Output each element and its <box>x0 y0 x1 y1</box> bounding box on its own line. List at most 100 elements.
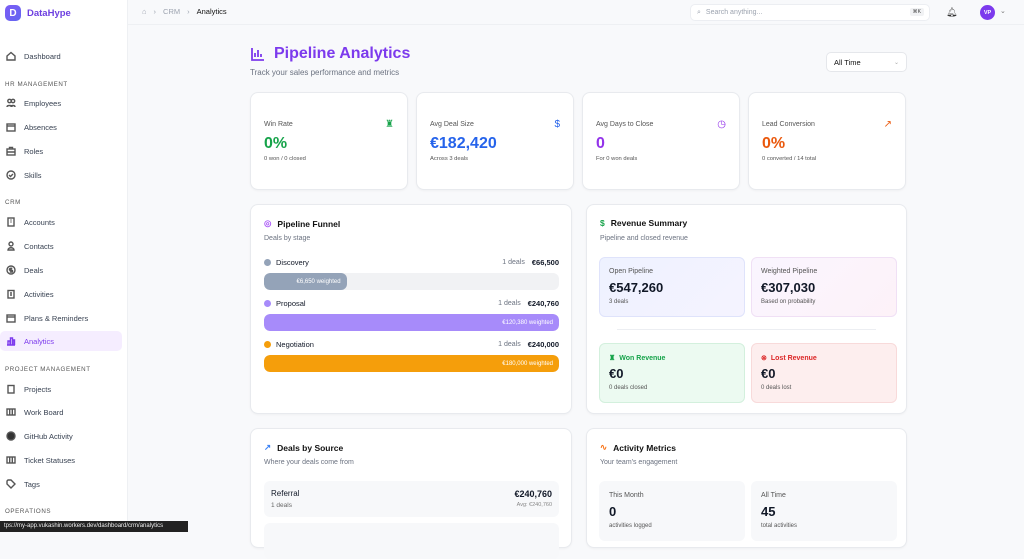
tile-sub: Based on probability <box>761 299 816 305</box>
stage-amount: €240,760 <box>527 298 559 308</box>
status-bar-url: tps://my-app.vukashin.workers.dev/dashbo… <box>0 521 188 532</box>
label: Ticket Statuses <box>24 455 75 465</box>
source-row[interactable] <box>264 523 559 559</box>
avatar[interactable]: VP <box>980 5 995 20</box>
tile-label: Open Pipeline <box>609 268 653 275</box>
sidebar: D DataHype Dashboard HR MANAGEMENT Emplo… <box>0 0 128 532</box>
card-title: Deals by Source <box>277 442 344 453</box>
card-subtitle: Where your deals come from <box>264 459 354 466</box>
tile-value: €0 <box>609 366 624 381</box>
card-subtitle: Deals by stage <box>264 235 311 242</box>
funnel-stage: Proposal 1 deals €240,760 €120,380 weigh… <box>264 297 559 331</box>
breadcrumb-current: Analytics <box>196 7 227 16</box>
users-icon <box>6 98 16 108</box>
search-input[interactable]: ⌕ Search anything... ⌘K <box>690 4 930 21</box>
sidebar-item-analytics[interactable]: Analytics <box>0 331 122 351</box>
stage-dot <box>264 258 271 266</box>
source-row[interactable]: Referral 1 deals €240,760 Avg: €240,760 <box>264 481 559 517</box>
tile-label: Lost Revenue <box>770 354 817 362</box>
clock-icon: ◷ <box>717 119 726 130</box>
tile-sub: 3 deals <box>609 299 629 305</box>
home-icon[interactable]: ⌂ <box>142 7 147 16</box>
x-circle-icon: ⊗ <box>761 355 767 362</box>
trending-up-icon: ↗ <box>883 119 892 130</box>
stage-count: 1 deals <box>498 299 521 307</box>
sidebar-item-ticket-statuses[interactable]: Ticket Statuses <box>0 450 122 470</box>
chevron-right-icon: › <box>187 7 190 16</box>
trophy-icon: ♜ <box>385 119 394 130</box>
home-icon <box>6 51 16 61</box>
bar-chart-icon <box>7 337 16 346</box>
card-title: Pipeline Funnel <box>277 218 341 229</box>
section-hr: HR MANAGEMENT <box>5 81 68 88</box>
select-value: All Time <box>834 57 861 67</box>
stage-bar-track: €120,380 weighted <box>264 314 559 331</box>
bar-chart-icon <box>251 48 264 61</box>
stage-name: Discovery <box>276 257 309 267</box>
sidebar-item-contacts[interactable]: Contacts <box>0 236 122 256</box>
search-icon: ⌕ <box>697 8 701 16</box>
sidebar-item-projects[interactable]: Projects <box>0 379 122 399</box>
sidebar-item-work-board[interactable]: Work Board <box>0 402 122 422</box>
card-subtitle: Your team's engagement <box>600 459 678 466</box>
stage-dot <box>264 299 271 307</box>
sidebar-item-github-activity[interactable]: GitHub Activity <box>0 426 122 446</box>
sidebar-item-plans-reminders[interactable]: Plans & Reminders <box>0 308 122 328</box>
dollar-circle-icon <box>6 265 16 275</box>
calendar-icon <box>6 123 16 132</box>
sidebar-item-absences[interactable]: Absences <box>0 117 122 137</box>
breadcrumb: ⌂ › CRM › Analytics <box>142 7 227 16</box>
tile-sub: total activities <box>761 523 798 529</box>
activity-metrics-card: ∿ Activity Metrics Your team's engagement… <box>586 428 907 548</box>
source-name: Referral <box>271 489 300 498</box>
tile-label: This Month <box>609 492 644 499</box>
trophy-icon: ♜ <box>609 355 616 362</box>
lost-revenue-tile: ⊗ Lost Revenue €0 0 deals lost <box>751 343 897 403</box>
stage-amount: €66,500 <box>531 257 559 267</box>
dollar-icon: $ <box>554 119 560 130</box>
source-avg: Avg: €240,760 <box>516 502 552 508</box>
sidebar-item-skills[interactable]: Skills <box>0 165 122 185</box>
dollar-icon: $ <box>600 218 605 228</box>
chevron-down-icon[interactable]: ⌄ <box>1000 8 1006 15</box>
page-subtitle: Track your sales performance and metrics <box>250 68 400 77</box>
sidebar-item-roles[interactable]: Roles <box>0 141 122 161</box>
user-icon <box>7 241 15 251</box>
logo[interactable]: D DataHype <box>5 5 71 21</box>
stage-bar-track: €180,000 weighted <box>264 355 559 372</box>
weighted-pipeline-tile: Weighted Pipeline €307,030 Based on probab… <box>751 257 897 317</box>
logo-badge: D <box>5 5 21 21</box>
card-subtitle: Pipeline and closed revenue <box>600 235 688 242</box>
shortcut-badge: ⌘K <box>909 8 924 16</box>
tile-sub: 0 deals lost <box>761 385 792 391</box>
source-amount: €240,760 <box>514 489 552 499</box>
funnel-stage: Discovery 1 deals €66,500 €6,650 weighte… <box>264 256 559 290</box>
sidebar-item-activities[interactable]: Activities <box>0 284 122 304</box>
label: Contacts <box>24 241 54 251</box>
label: Activities <box>24 289 54 299</box>
source-count: 1 deals <box>271 502 292 509</box>
stat-sub: Across 3 deals <box>430 156 469 162</box>
stage-count: 1 deals <box>502 258 525 266</box>
sidebar-item-accounts[interactable]: Accounts <box>0 212 122 232</box>
label: Analytics <box>24 336 55 346</box>
breadcrumb-crm[interactable]: CRM <box>163 7 181 16</box>
divider <box>617 329 876 330</box>
topbar: ⌂ › CRM › Analytics ⌕ Search anything... ⌘… <box>128 0 1024 25</box>
sidebar-item-employees[interactable]: Employees <box>0 93 122 113</box>
tile-sub: 0 deals closed <box>609 385 648 391</box>
time-range-select[interactable]: All Time ⌄ <box>826 52 907 72</box>
label: Roles <box>24 146 44 156</box>
sidebar-item-deals[interactable]: Deals <box>0 260 122 280</box>
label: Projects <box>24 384 52 394</box>
sidebar-item-tags[interactable]: Tags <box>0 474 122 494</box>
chevron-right-icon: › <box>153 7 157 16</box>
bell-icon[interactable]: 🔔︎ <box>946 7 958 17</box>
sidebar-item-dashboard[interactable]: Dashboard <box>0 46 122 66</box>
label: Tags <box>24 479 40 489</box>
briefcase-icon <box>6 146 16 156</box>
tile-label: Weighted Pipeline <box>761 268 818 275</box>
stat-label: Avg Deal Size <box>430 121 474 128</box>
stat-card: Lead Conversion ↗ 0% 0 converted / 14 to… <box>748 92 906 190</box>
stage-name: Proposal <box>276 298 306 308</box>
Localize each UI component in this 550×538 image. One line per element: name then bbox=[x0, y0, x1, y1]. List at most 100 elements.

====

[Task goal] Return every line of the listing above word for word, leaving out the picture.

[Correct response]
Output each element and its <box>x0 y0 x1 y1</box> bounding box on its own line. List at most 100 elements.
tile-sub: Based on probability <box>761 299 816 305</box>
stage-amount: €240,760 <box>527 298 559 308</box>
status-bar-url: tps://my-app.vukashin.workers.dev/dashbo… <box>0 521 188 532</box>
label: Ticket Statuses <box>24 455 75 465</box>
source-row[interactable] <box>264 523 559 559</box>
avatar[interactable]: VP <box>980 5 995 20</box>
tile-label: Open Pipeline <box>609 268 653 275</box>
sidebar: D DataHype Dashboard HR MANAGEMENT Emplo… <box>0 0 128 532</box>
card-title: Deals by Source <box>277 442 344 453</box>
card-subtitle: Where your deals come from <box>264 459 354 466</box>
tile-value: €0 <box>609 366 624 381</box>
card-subtitle: Deals by stage <box>264 235 311 242</box>
funnel-stage: Proposal 1 deals €240,760 €120,380 weigh… <box>264 297 559 331</box>
breadcrumb-current: Analytics <box>196 7 227 16</box>
users-icon <box>6 98 16 108</box>
search-input[interactable]: ⌕ Search anything... ⌘K <box>690 4 930 21</box>
sidebar-item-analytics[interactable]: Analytics <box>0 331 122 351</box>
stage-dot <box>264 258 271 266</box>
source-row[interactable]: Referral 1 deals €240,760 Avg: €240,760 <box>264 481 559 517</box>
tile-label: Lost Revenue <box>770 354 817 362</box>
clock-icon: ◷ <box>717 119 726 130</box>
tile-sub: 3 deals <box>609 299 629 305</box>
home-icon[interactable]: ⌂ <box>142 7 147 16</box>
x-circle-icon: ⊗ <box>761 355 767 362</box>
trending-up-icon: ↗ <box>883 119 892 130</box>
stage-count: 1 deals <box>498 299 521 307</box>
sidebar-item-ticket-statuses[interactable]: Ticket Statuses <box>0 450 122 470</box>
chevron-right-icon: › <box>187 7 190 16</box>
trophy-icon: ♜ <box>385 119 394 130</box>
home-icon <box>6 51 16 61</box>
bar-chart-icon <box>7 337 16 346</box>
card-title: Pipeline Funnel <box>277 218 341 229</box>
section-hr: HR MANAGEMENT <box>5 81 68 88</box>
select-value: All Time <box>834 57 861 67</box>
stage-bar-track: €120,380 weighted <box>264 314 559 331</box>
bar-chart-icon <box>251 48 264 61</box>
stage-name: Discovery <box>276 257 309 267</box>
sidebar-item-contacts[interactable]: Contacts <box>0 236 122 256</box>
search-icon: ⌕ <box>697 8 701 16</box>
sidebar-item-projects[interactable]: Projects <box>0 379 122 399</box>
sidebar-item-work-board[interactable]: Work Board <box>0 402 122 422</box>
card-subtitle: Your team's engagement <box>600 459 678 466</box>
stage-dot <box>264 299 271 307</box>
sidebar-item-github-activity[interactable]: GitHub Activity <box>0 426 122 446</box>
sidebar-item-plans-reminders[interactable]: Plans & Reminders <box>0 308 122 328</box>
dollar-circle-icon <box>6 265 16 275</box>
calendar-icon <box>6 123 16 132</box>
sidebar-item-absences[interactable]: Absences <box>0 117 122 137</box>
breadcrumb: ⌂ › CRM › Analytics <box>142 7 227 16</box>
tile-sub: total activities <box>761 523 798 529</box>
activity-metrics-card: ∿ Activity Metrics Your team's engagement… <box>586 428 907 548</box>
source-name: Referral <box>271 489 300 498</box>
tile-label: This Month <box>609 492 644 499</box>
trophy-icon: ♜ <box>609 355 616 362</box>
lost-revenue-tile: ⊗ Lost Revenue €0 0 deals lost <box>751 343 897 403</box>
stage-amount: €66,500 <box>531 257 559 267</box>
dollar-icon: $ <box>554 119 560 130</box>
source-avg: Avg: €240,760 <box>516 502 552 508</box>
sidebar-item-skills[interactable]: Skills <box>0 165 122 185</box>
dollar-icon: $ <box>600 218 605 228</box>
chevron-down-icon[interactable]: ⌄ <box>1000 8 1006 15</box>
page-subtitle: Track your sales performance and metrics <box>250 68 400 77</box>
sidebar-item-roles[interactable]: Roles <box>0 141 122 161</box>
user-icon <box>7 241 15 251</box>
logo[interactable]: D DataHype <box>5 5 71 21</box>
stage-bar-track: €180,000 weighted <box>264 355 559 372</box>
weighted-pipeline-tile: Weighted Pipeline €307,030 Based on probab… <box>751 257 897 317</box>
logo-badge: D <box>5 5 21 21</box>
card-subtitle: Pipeline and closed revenue <box>600 235 688 242</box>
shortcut-badge: ⌘K <box>909 8 924 16</box>
tile-sub: 0 deals lost <box>761 385 792 391</box>
source-amount: €240,760 <box>514 489 552 499</box>
funnel-stage: Discovery 1 deals €66,500 €6,650 weighte… <box>264 256 559 290</box>
sidebar-item-activities[interactable]: Activities <box>0 284 122 304</box>
label: Contacts <box>24 241 54 251</box>
label: Activities <box>24 289 54 299</box>
source-count: 1 deals <box>271 502 292 509</box>
stat-sub: Across 3 deals <box>430 156 469 162</box>
stage-count: 1 deals <box>502 258 525 266</box>
sidebar-item-accounts[interactable]: Accounts <box>0 212 122 232</box>
label: Analytics <box>24 336 55 346</box>
breadcrumb-crm[interactable]: CRM <box>163 7 181 16</box>
divider <box>617 329 876 330</box>
topbar: ⌂ › CRM › Analytics ⌕ Search anything... ⌘… <box>128 0 1024 25</box>
sidebar-item-employees[interactable]: Employees <box>0 93 122 113</box>
tile-sub: 0 deals closed <box>609 385 648 391</box>
time-range-select[interactable]: All Time ⌄ <box>826 52 907 72</box>
label: Roles <box>24 146 44 156</box>
sidebar-item-deals[interactable]: Deals <box>0 260 122 280</box>
label: Projects <box>24 384 52 394</box>
sidebar-item-tags[interactable]: Tags <box>0 474 122 494</box>
chevron-right-icon: › <box>153 7 157 16</box>
bell-icon[interactable]: 🔔︎ <box>946 7 958 17</box>
sidebar-item-dashboard[interactable]: Dashboard <box>0 46 122 66</box>
label: Tags <box>24 479 40 489</box>
briefcase-icon <box>6 146 16 156</box>
tile-label: Weighted Pipeline <box>761 268 818 275</box>
stat-label: Avg Deal Size <box>430 121 474 128</box>
stat-card: Lead Conversion ↗ 0% 0 converted / 14 to… <box>748 92 906 190</box>
stage-name: Proposal <box>276 298 306 308</box>
Localize each UI component in this 550×538 image. One line per element: name then bbox=[x0, y0, x1, y1]. List at most 100 elements.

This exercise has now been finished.